Set task 1 →
Decide whether each statement below agrees with the notes on duplicate code detection tools. Answer yes or no for each, and quote the words of the notes that settle it.
(a) PMD CPD detects duplication at the token level.
(b) The current MVP is aimed at Type-2 clones.
(c) Type-4 clones usually fall within simple duplicate detection.
Set task 2 → Extend the notes on duplicate code detection tools below, starting right after the SourcererCC line.

Competitors / Similar Tools (Duplicate Code / Clone Detection)

Goal: quickly locate mature solutions in the ecosystem and clarify a differentiated direction for “Rust core + npm distribution”.

Common tools (by adoption / practicality)

jscpd: text/token duplication detection; multi-language/multi-directory; easy to integrate
PMD CPD: Java ecosystem “Copy/Paste Detector” (token-level)
SonarQube Duplication: duplication detection inside a quality platform (multi-language, platform reporting)
Simian, etc.: general clone detection products (good references for product shape)

Clone types as a lens

Type-1: identical or only formatting changes (whitespace/comments) — current MVP aligns here (even stricter: whitespace removal only)
Type-2: renaming identifiers/literals — typically needs tokenization
Type-3: small edits/insertions/deletions — needs more complex similarity/windowing/fingerprints/AST
Type-4: semantic equivalence with different structure — usually beyond “simple duplicate detection”

Research / large-scale approaches (methodology references)

SourcererCC: large-scale clone search (index/retrieval)

Data entries →
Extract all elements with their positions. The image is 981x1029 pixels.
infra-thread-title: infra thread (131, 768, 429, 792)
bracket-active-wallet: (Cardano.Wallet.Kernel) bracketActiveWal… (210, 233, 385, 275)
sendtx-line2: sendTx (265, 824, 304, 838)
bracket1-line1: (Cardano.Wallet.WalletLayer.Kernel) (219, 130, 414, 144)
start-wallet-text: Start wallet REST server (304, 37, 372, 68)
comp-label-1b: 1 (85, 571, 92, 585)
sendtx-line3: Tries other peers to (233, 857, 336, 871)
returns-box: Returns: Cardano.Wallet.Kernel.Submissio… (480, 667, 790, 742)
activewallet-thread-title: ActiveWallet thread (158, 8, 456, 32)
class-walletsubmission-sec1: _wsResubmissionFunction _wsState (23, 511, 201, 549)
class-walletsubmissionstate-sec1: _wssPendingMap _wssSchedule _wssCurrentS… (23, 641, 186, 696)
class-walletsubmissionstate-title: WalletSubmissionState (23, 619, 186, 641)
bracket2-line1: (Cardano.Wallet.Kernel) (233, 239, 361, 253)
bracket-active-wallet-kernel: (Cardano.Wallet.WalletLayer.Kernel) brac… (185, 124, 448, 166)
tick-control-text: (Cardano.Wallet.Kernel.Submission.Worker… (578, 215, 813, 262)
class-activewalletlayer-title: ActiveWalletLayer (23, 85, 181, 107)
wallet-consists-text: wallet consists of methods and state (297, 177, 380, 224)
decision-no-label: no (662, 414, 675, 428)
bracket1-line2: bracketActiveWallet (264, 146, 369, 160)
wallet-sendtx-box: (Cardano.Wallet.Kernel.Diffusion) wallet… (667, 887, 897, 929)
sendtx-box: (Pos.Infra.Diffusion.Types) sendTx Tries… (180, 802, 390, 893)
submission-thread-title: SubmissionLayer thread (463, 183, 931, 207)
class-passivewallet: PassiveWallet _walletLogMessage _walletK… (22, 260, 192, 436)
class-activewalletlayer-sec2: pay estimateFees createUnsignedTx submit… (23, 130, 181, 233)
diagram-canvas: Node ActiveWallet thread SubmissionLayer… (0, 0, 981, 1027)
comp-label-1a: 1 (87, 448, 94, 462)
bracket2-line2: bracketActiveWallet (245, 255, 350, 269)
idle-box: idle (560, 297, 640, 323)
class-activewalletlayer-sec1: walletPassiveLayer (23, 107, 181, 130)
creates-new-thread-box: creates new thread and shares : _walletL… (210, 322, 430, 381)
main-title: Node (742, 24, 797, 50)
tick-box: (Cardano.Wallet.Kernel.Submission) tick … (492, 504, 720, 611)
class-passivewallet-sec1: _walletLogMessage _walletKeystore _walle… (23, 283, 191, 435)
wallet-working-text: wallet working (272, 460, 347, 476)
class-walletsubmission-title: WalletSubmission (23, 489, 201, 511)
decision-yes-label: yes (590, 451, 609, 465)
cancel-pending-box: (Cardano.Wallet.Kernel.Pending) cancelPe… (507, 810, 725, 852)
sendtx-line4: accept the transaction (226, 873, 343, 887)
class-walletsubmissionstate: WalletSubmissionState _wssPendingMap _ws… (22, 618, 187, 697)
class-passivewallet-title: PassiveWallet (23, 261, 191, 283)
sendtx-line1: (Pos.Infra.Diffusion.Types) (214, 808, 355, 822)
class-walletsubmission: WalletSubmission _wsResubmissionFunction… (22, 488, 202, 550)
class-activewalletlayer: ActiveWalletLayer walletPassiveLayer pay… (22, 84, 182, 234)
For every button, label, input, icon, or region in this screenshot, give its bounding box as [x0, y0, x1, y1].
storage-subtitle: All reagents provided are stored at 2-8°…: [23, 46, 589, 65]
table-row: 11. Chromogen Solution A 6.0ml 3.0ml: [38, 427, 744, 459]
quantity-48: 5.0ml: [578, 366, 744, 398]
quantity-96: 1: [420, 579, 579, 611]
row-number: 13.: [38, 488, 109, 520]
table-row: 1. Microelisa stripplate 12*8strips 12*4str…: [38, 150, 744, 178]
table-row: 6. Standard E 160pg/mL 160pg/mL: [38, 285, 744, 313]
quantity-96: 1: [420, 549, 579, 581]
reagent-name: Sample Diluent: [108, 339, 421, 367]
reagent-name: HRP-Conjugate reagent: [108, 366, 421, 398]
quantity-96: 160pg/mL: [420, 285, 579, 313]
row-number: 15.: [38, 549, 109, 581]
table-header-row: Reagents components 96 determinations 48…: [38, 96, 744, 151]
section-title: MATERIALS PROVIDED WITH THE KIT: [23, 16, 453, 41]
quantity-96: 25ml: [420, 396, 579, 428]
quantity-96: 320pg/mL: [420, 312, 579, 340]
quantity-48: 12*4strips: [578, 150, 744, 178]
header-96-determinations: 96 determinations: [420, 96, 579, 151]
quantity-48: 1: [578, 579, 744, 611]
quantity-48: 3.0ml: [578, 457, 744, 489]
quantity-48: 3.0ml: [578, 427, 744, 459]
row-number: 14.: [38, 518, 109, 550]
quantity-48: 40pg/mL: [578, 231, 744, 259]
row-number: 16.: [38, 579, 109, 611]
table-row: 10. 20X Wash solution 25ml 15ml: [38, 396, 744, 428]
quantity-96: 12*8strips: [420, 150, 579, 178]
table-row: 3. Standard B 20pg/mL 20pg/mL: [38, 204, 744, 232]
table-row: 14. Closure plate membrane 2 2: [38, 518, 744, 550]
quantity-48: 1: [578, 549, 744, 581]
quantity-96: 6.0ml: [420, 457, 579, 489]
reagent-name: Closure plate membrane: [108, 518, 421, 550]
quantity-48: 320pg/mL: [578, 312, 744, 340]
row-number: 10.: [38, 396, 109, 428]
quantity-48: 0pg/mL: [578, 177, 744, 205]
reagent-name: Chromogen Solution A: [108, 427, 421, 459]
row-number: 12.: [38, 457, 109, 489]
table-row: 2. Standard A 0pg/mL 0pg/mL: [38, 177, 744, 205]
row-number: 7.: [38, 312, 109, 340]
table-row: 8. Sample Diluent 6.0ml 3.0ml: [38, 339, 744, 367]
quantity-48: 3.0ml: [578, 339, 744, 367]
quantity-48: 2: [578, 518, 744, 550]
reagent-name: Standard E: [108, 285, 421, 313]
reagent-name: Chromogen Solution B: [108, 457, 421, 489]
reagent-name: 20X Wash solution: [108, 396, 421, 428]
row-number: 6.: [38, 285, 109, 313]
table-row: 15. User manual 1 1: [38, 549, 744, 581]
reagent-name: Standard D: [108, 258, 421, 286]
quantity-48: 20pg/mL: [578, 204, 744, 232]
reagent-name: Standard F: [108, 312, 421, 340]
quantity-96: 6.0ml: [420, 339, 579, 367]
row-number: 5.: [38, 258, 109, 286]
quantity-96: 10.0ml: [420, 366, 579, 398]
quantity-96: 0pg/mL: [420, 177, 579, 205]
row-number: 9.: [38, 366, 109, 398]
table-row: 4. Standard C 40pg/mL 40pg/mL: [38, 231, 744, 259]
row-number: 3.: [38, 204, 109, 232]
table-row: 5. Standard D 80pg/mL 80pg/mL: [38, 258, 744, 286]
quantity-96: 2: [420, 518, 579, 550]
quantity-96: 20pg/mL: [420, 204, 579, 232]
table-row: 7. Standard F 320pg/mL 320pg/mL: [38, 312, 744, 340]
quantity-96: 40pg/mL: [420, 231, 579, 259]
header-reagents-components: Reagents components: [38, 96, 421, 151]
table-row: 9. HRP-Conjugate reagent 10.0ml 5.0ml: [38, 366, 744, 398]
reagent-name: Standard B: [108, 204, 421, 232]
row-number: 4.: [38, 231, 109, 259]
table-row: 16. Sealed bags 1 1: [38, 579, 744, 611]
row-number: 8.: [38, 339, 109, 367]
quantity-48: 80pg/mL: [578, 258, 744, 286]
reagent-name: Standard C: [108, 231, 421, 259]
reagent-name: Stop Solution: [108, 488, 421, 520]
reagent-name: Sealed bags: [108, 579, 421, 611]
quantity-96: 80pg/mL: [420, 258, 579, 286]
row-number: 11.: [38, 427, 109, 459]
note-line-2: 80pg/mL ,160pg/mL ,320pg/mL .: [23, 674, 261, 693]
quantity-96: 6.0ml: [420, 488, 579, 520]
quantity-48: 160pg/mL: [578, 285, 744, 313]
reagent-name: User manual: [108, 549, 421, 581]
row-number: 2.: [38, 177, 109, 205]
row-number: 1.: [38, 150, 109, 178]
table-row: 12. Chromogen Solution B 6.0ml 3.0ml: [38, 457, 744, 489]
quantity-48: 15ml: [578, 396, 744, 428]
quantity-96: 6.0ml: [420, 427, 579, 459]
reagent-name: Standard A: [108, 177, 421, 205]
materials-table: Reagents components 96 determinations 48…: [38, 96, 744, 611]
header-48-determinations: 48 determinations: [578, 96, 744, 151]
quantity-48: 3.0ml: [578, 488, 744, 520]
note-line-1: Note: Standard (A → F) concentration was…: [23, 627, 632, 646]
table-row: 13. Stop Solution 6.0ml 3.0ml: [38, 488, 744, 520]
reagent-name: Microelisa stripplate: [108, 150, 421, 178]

Written reply 1 →
(a) Yes: "PMD CPD: Java ecosystem “Copy/Paste Detector” (token-level)"
(b) No: "Type-1: identical or only formatting changes (whitespace/comments) — current MVP aligns here"
(c) No: "usually beyond “simple duplicate detection”"

Written reply 2 →
Deckard: structured / feature-vector approaches (AST features)
NiCad: normalization + comparison (emphasizes normalization strategy)

Comparison dimensions (what to record)

granularity: file / span (function/block) / cross-file composition
normalization: whitespace-only / comment removal / tokenization / AST
clone type coverage: Type-1/2/3
output: localization (path + range), JSON/SARIF, thresholds/min-block sizes
integration: CLI, CI, incremental scan, caching, ignore rules
performance: speed/memory, scaling for large/multi-repo (index vs full compare)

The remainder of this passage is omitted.